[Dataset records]
■ ■ ■ ■ ■ ■ ■
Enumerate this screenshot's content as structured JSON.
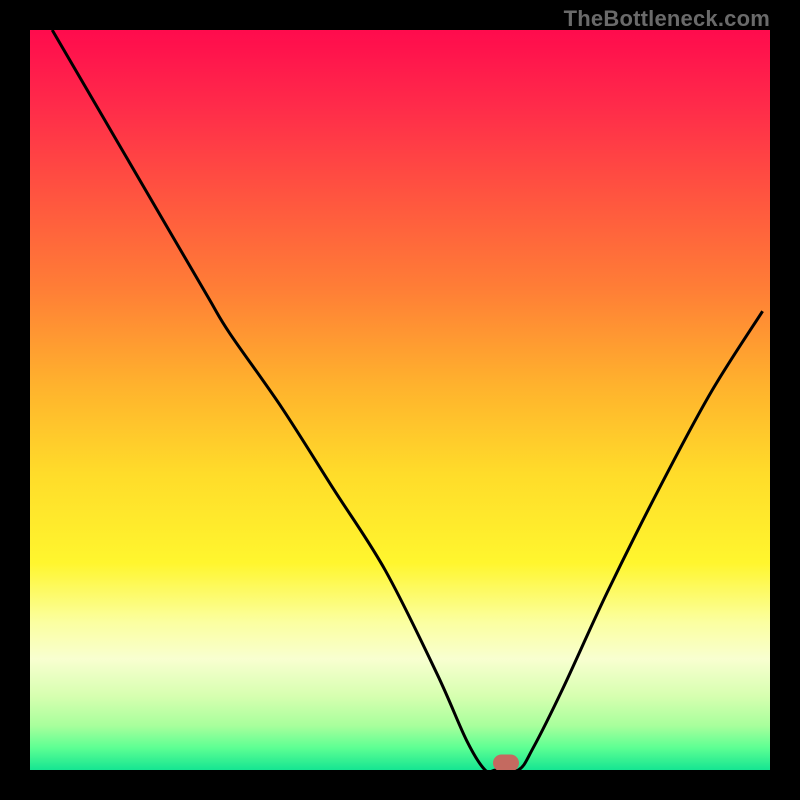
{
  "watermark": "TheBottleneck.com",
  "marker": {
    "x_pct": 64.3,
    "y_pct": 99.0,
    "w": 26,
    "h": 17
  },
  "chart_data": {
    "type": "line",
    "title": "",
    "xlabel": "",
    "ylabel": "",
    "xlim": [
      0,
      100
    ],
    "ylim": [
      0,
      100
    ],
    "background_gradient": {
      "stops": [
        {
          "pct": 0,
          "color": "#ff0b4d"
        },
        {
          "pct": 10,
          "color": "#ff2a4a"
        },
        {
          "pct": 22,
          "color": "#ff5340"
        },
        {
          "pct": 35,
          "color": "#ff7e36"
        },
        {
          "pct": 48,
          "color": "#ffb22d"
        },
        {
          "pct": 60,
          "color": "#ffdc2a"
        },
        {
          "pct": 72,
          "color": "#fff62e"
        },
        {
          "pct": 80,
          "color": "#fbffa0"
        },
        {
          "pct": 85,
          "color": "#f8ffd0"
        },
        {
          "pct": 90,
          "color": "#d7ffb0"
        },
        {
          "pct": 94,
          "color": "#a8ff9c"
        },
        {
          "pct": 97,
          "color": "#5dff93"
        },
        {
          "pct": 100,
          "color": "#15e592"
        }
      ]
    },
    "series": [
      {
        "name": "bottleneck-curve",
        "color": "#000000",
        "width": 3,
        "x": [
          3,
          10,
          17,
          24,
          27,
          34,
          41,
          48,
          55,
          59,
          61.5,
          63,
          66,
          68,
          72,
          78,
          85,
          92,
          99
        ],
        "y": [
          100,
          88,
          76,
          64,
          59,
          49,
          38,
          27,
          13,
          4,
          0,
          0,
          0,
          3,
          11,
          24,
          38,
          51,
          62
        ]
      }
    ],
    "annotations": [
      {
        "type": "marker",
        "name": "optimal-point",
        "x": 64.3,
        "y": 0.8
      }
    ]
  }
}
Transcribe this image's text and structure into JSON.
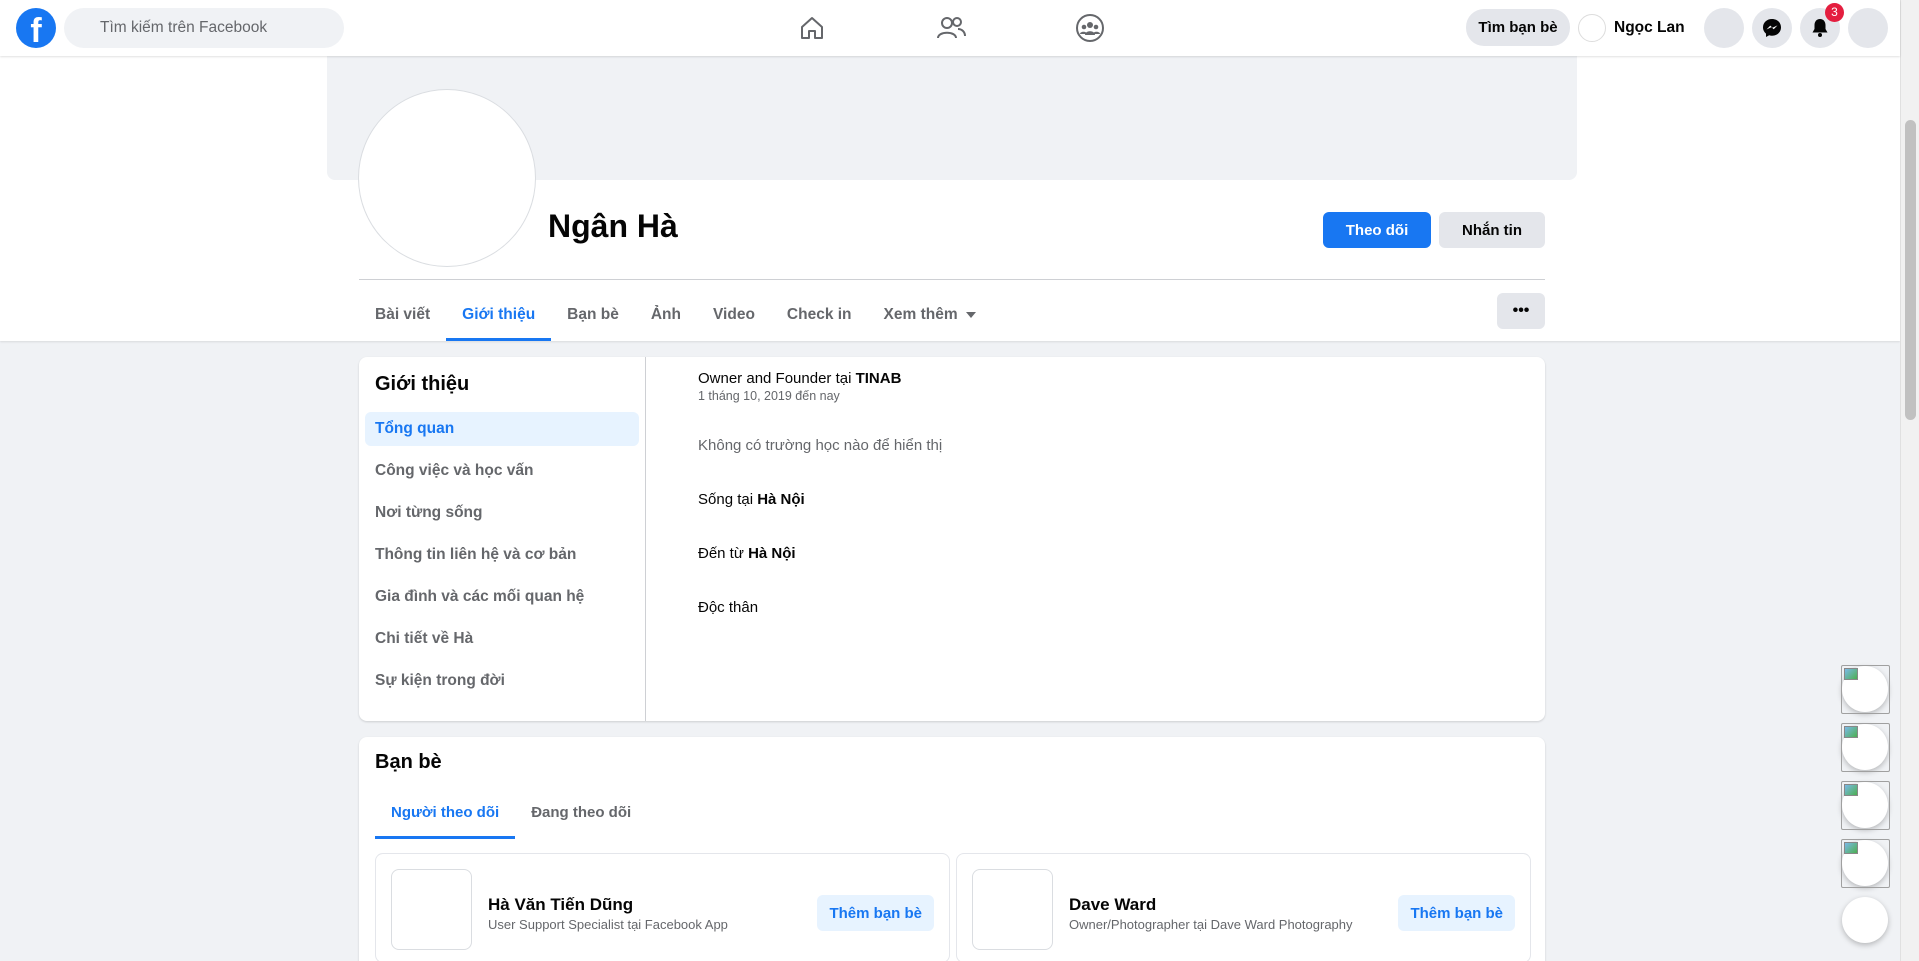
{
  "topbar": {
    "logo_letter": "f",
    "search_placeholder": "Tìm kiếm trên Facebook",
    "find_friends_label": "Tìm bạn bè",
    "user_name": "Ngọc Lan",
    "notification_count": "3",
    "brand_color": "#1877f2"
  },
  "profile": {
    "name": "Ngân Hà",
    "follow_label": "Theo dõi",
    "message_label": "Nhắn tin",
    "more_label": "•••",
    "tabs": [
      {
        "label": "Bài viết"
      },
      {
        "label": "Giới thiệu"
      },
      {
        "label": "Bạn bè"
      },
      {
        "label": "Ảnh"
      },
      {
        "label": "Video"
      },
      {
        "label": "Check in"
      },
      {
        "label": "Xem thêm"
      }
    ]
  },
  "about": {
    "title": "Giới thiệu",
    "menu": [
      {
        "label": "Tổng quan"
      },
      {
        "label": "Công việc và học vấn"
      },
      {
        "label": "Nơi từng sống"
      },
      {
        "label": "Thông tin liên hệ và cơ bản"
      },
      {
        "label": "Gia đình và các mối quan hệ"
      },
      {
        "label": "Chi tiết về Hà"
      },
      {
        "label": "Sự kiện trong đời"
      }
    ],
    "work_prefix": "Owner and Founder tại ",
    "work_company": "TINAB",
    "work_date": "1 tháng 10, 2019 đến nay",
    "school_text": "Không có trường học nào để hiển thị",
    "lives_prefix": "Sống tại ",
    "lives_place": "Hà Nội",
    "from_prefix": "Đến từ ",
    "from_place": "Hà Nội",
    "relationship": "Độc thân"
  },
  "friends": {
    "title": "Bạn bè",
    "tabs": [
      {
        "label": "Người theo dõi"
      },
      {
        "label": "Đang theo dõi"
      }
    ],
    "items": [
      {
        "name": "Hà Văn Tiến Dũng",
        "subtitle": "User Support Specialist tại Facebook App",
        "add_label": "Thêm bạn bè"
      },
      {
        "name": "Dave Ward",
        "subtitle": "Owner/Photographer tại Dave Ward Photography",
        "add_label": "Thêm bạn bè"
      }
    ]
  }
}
■ ■ ■ ■ ■ ■ ■
§ **Short exercise**
Copy all the records above exactly, but leave out the pictures.

§ **Exercise solution**
Enumerate this screenshot's content as structured JSON.
{
  "watermark": "TheBottleneck.com",
  "marker": {
    "x_pct": 64.3,
    "y_pct": 99.0,
    "w": 26,
    "h": 17
  },
  "chart_data": {
    "type": "line",
    "title": "",
    "xlabel": "",
    "ylabel": "",
    "xlim": [
      0,
      100
    ],
    "ylim": [
      0,
      100
    ],
    "background_gradient": {
      "stops": [
        {
          "pct": 0,
          "color": "#ff0b4d"
        },
        {
          "pct": 10,
          "color": "#ff2a4a"
        },
        {
          "pct": 22,
          "color": "#ff5340"
        },
        {
          "pct": 35,
          "color": "#ff7e36"
        },
        {
          "pct": 48,
          "color": "#ffb22d"
        },
        {
          "pct": 60,
          "color": "#ffdc2a"
        },
        {
          "pct": 72,
          "color": "#fff62e"
        },
        {
          "pct": 80,
          "color": "#fbffa0"
        },
        {
          "pct": 85,
          "color": "#f8ffd0"
        },
        {
          "pct": 90,
          "color": "#d7ffb0"
        },
        {
          "pct": 94,
          "color": "#a8ff9c"
        },
        {
          "pct": 97,
          "color": "#5dff93"
        },
        {
          "pct": 100,
          "color": "#15e592"
        }
      ]
    },
    "series": [
      {
        "name": "bottleneck-curve",
        "color": "#000000",
        "width": 3,
        "x": [
          3,
          10,
          17,
          24,
          27,
          34,
          41,
          48,
          55,
          59,
          61.5,
          63,
          66,
          68,
          72,
          78,
          85,
          92,
          99
        ],
        "y": [
          100,
          88,
          76,
          64,
          59,
          49,
          38,
          27,
          13,
          4,
          0,
          0,
          0,
          3,
          11,
          24,
          38,
          51,
          62
        ]
      }
    ],
    "annotations": [
      {
        "type": "marker",
        "name": "optimal-point",
        "x": 64.3,
        "y": 0.8
      }
    ]
  }
}
Transcribe this image's text and structure into JSON.
{
  "topbar": {
    "logo_letter": "f",
    "search_placeholder": "Tìm kiếm trên Facebook",
    "find_friends_label": "Tìm bạn bè",
    "user_name": "Ngọc Lan",
    "notification_count": "3",
    "brand_color": "#1877f2"
  },
  "profile": {
    "name": "Ngân Hà",
    "follow_label": "Theo dõi",
    "message_label": "Nhắn tin",
    "more_label": "•••",
    "tabs": [
      {
        "label": "Bài viết"
      },
      {
        "label": "Giới thiệu"
      },
      {
        "label": "Bạn bè"
      },
      {
        "label": "Ảnh"
      },
      {
        "label": "Video"
      },
      {
        "label": "Check in"
      },
      {
        "label": "Xem thêm"
      }
    ]
  },
  "about": {
    "title": "Giới thiệu",
    "menu": [
      {
        "label": "Tổng quan"
      },
      {
        "label": "Công việc và học vấn"
      },
      {
        "label": "Nơi từng sống"
      },
      {
        "label": "Thông tin liên hệ và cơ bản"
      },
      {
        "label": "Gia đình và các mối quan hệ"
      },
      {
        "label": "Chi tiết về Hà"
      },
      {
        "label": "Sự kiện trong đời"
      }
    ],
    "work_prefix": "Owner and Founder tại ",
    "work_company": "TINAB",
    "work_date": "1 tháng 10, 2019 đến nay",
    "school_text": "Không có trường học nào để hiển thị",
    "lives_prefix": "Sống tại ",
    "lives_place": "Hà Nội",
    "from_prefix": "Đến từ ",
    "from_place": "Hà Nội",
    "relationship": "Độc thân"
  },
  "friends": {
    "title": "Bạn bè",
    "tabs": [
      {
        "label": "Người theo dõi"
      },
      {
        "label": "Đang theo dõi"
      }
    ],
    "items": [
      {
        "name": "Hà Văn Tiến Dũng",
        "subtitle": "User Support Specialist tại Facebook App",
        "add_label": "Thêm bạn bè"
      },
      {
        "name": "Dave Ward",
        "subtitle": "Owner/Photographer tại Dave Ward Photography",
        "add_label": "Thêm bạn bè"
      }
    ]
  }
}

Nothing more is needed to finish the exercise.